Retype only what runs from the line that contains "Read out every word on this page." through the last line of the listing below, both lines included.

Begin Available records

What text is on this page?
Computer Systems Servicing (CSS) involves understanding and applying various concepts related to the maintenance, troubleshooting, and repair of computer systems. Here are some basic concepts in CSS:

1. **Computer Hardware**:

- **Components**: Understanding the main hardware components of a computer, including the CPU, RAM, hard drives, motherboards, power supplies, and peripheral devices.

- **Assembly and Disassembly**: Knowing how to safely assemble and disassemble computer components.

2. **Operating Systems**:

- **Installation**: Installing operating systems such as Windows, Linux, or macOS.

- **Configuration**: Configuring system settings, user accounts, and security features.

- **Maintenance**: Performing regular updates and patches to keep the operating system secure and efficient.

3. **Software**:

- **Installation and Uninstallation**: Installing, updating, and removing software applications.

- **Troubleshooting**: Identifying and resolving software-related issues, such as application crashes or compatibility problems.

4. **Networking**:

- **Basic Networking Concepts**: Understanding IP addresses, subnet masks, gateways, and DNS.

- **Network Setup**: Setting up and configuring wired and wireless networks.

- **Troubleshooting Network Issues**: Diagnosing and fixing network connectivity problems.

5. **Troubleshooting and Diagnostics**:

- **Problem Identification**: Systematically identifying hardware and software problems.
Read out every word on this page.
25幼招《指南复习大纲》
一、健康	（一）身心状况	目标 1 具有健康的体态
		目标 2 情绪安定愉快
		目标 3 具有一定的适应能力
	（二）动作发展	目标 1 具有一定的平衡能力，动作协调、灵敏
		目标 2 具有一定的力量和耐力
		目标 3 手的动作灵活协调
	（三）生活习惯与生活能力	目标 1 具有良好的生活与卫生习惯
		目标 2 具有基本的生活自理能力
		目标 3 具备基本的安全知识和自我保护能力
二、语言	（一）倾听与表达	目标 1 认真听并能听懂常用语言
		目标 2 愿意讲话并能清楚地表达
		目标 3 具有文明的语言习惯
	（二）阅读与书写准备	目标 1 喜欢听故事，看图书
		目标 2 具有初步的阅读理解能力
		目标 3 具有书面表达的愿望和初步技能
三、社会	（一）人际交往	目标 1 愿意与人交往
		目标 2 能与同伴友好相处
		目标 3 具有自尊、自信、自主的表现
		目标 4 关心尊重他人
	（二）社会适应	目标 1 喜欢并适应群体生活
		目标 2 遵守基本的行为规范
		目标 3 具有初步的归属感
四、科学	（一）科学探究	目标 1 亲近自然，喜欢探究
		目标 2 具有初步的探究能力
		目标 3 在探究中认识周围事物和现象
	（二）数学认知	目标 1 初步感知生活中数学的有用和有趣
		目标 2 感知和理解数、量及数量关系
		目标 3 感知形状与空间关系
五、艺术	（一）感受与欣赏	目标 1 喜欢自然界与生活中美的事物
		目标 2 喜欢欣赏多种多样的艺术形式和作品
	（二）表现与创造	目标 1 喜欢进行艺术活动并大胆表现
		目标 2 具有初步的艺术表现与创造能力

End Available records

> Result below:
Read out every word on this page.
25幼招《指南复习大纲》
一、健康	（一）身心状况	目标 1 具有健康的体态
		目标 2 情绪安定愉快
		目标 3 具有一定的适应能力
	（二）动作发展	目标 1 具有一定的平衡能力，动作协调、灵敏
		目标 2 具有一定的力量和耐力
		目标 3 手的动作灵活协调
	（三）生活习惯与生活能力	目标 1 具有良好的生活与卫生习惯
		目标 2 具有基本的生活自理能力
		目标 3 具备基本的安全知识和自我保护能力
二、语言	（一）倾听与表达	目标 1 认真听并能听懂常用语言
		目标 2 愿意讲话并能清楚地表达
		目标 3 具有文明的语言习惯
	（二）阅读与书写准备	目标 1 喜欢听故事，看图书
		目标 2 具有初步的阅读理解能力
		目标 3 具有书面表达的愿望和初步技能
三、社会	（一）人际交往	目标 1 愿意与人交往
		目标 2 能与同伴友好相处
		目标 3 具有自尊、自信、自主的表现
		目标 4 关心尊重他人
	（二）社会适应	目标 1 喜欢并适应群体生活
		目标 2 遵守基本的行为规范
		目标 3 具有初步的归属感
四、科学	（一）科学探究	目标 1 亲近自然，喜欢探究
		目标 2 具有初步的探究能力
		目标 3 在探究中认识周围事物和现象
	（二）数学认知	目标 1 初步感知生活中数学的有用和有趣
		目标 2 感知和理解数、量及数量关系
		目标 3 感知形状与空间关系
五、艺术	（一）感受与欣赏	目标 1 喜欢自然界与生活中美的事物
		目标 2 喜欢欣赏多种多样的艺术形式和作品
	（二）表现与创造	目标 1 喜欢进行艺术活动并大胆表现
		目标 2 具有初步的艺术表现与创造能力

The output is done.